● **REQUEST**:
Locate each line in the records containing "JSON". Copy it.

(Items listed in a dataset)
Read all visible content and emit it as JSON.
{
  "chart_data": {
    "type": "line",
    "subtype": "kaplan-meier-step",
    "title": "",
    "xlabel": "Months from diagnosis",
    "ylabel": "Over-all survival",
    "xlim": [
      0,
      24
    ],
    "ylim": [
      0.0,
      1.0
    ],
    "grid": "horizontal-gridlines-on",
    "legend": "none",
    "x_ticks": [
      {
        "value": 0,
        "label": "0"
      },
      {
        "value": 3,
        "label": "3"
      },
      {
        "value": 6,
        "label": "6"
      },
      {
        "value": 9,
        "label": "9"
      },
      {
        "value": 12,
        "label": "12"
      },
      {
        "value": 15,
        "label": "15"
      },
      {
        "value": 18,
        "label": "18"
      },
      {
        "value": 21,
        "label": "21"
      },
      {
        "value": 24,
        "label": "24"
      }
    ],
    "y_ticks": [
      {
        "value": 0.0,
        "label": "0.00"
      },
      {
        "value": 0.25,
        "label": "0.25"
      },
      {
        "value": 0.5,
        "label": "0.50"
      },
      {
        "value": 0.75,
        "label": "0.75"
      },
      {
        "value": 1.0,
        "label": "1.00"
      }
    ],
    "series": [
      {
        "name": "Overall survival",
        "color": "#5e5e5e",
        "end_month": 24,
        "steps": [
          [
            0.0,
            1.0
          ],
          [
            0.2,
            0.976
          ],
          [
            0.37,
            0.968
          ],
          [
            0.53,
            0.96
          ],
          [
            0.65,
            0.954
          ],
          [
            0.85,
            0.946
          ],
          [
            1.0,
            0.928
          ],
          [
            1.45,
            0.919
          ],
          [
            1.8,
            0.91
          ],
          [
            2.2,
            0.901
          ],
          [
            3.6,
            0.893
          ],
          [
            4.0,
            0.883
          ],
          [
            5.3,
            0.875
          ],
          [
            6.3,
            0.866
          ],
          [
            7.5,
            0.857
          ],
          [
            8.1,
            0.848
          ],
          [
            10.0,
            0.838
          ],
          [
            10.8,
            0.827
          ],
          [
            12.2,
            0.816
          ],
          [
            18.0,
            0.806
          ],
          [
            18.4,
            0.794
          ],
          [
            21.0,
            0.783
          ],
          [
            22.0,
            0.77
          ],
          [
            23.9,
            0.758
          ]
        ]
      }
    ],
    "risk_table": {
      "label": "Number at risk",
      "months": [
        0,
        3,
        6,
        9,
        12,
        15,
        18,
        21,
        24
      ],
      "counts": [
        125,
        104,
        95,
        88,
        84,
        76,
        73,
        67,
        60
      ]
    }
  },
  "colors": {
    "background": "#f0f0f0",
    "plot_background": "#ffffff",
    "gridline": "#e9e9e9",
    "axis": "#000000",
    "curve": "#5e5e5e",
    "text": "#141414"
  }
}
...
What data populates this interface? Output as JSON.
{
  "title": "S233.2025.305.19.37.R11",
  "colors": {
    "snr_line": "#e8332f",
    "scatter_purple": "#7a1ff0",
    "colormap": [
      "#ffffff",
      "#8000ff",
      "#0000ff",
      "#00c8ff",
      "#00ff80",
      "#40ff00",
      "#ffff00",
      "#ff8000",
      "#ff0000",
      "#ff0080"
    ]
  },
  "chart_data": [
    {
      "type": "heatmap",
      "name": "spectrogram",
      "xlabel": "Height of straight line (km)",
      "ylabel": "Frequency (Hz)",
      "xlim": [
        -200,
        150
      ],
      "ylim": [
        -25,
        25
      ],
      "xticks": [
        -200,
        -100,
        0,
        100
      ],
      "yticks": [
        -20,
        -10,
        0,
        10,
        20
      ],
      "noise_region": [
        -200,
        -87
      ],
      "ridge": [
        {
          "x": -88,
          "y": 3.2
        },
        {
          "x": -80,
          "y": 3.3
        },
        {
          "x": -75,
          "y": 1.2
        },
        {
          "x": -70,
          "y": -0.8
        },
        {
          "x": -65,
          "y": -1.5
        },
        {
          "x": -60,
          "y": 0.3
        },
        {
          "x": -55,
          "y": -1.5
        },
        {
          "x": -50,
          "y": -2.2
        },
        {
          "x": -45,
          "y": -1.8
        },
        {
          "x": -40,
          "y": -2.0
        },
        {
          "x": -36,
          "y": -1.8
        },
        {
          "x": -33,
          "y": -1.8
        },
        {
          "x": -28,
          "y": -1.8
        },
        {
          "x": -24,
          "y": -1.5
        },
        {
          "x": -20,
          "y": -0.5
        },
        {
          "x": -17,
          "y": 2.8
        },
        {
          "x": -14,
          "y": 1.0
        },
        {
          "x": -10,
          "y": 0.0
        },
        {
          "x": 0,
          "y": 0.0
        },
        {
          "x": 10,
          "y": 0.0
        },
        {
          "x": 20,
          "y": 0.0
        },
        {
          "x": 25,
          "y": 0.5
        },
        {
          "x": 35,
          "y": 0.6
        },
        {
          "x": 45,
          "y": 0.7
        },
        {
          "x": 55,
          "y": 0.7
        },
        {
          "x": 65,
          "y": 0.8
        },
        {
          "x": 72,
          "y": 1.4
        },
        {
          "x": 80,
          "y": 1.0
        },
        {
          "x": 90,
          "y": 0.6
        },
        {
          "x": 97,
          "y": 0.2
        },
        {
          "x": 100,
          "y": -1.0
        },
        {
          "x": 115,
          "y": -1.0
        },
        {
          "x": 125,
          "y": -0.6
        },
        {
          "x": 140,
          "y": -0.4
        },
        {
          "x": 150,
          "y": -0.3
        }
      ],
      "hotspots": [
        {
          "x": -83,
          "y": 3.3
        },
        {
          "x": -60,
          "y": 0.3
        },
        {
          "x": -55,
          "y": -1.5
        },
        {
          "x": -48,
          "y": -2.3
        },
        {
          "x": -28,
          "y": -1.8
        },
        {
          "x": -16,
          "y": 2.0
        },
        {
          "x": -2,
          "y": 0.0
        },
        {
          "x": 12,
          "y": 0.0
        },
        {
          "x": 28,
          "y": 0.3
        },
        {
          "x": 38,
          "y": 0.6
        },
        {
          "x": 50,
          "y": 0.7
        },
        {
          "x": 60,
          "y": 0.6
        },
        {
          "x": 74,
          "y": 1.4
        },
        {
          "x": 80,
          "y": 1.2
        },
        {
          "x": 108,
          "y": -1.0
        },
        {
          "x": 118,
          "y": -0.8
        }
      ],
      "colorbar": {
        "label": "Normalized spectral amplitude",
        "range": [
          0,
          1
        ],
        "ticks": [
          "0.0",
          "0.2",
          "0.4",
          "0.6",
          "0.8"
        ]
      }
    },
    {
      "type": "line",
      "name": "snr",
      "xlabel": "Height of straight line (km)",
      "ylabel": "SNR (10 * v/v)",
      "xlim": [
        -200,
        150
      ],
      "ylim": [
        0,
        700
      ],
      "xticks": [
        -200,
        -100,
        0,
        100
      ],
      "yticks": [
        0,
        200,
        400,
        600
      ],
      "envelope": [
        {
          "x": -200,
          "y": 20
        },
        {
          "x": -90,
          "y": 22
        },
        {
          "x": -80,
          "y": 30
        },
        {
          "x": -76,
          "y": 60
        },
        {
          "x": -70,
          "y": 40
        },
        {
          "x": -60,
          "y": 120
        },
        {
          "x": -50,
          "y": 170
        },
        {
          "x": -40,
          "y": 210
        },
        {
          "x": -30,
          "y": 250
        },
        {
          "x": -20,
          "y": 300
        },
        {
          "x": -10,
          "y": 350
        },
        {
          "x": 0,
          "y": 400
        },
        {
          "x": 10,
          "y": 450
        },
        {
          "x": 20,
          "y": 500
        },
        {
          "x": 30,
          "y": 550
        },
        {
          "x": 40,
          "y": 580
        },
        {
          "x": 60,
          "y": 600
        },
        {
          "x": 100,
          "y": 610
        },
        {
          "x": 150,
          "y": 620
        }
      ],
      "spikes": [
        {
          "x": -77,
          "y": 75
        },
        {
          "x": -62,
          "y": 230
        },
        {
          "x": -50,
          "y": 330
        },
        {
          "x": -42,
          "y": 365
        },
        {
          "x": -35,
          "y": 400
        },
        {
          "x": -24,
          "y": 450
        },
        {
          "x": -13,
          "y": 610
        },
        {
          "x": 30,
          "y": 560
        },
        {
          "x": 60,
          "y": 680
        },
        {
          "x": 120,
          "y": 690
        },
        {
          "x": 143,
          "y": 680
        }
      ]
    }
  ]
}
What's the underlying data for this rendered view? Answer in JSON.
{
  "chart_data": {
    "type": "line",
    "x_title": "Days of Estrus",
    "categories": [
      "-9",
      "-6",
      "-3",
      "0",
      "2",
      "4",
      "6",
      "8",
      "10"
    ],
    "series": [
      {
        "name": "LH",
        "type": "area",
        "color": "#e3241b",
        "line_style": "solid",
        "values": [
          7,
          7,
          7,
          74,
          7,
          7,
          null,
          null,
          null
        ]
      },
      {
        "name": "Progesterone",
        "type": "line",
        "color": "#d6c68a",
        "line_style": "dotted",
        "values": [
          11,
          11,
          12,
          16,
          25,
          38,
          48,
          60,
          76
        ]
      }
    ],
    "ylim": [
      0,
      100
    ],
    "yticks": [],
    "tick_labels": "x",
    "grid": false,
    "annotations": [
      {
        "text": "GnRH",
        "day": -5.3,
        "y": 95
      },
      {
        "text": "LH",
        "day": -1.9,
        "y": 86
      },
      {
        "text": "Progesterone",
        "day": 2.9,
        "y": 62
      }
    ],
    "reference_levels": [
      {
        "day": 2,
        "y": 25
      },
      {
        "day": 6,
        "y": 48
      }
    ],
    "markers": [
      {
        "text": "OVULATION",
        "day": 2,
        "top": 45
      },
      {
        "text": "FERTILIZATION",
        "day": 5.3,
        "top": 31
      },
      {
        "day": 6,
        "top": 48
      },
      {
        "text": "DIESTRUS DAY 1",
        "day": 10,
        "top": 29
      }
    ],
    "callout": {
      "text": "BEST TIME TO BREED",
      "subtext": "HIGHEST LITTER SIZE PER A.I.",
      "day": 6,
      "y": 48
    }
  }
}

● **SOLUTION**:
Read all visible content and emit it as JSON.
What data populates this interface? Output as JSON.
What's the underlying data for this rendered view? Answer in JSON.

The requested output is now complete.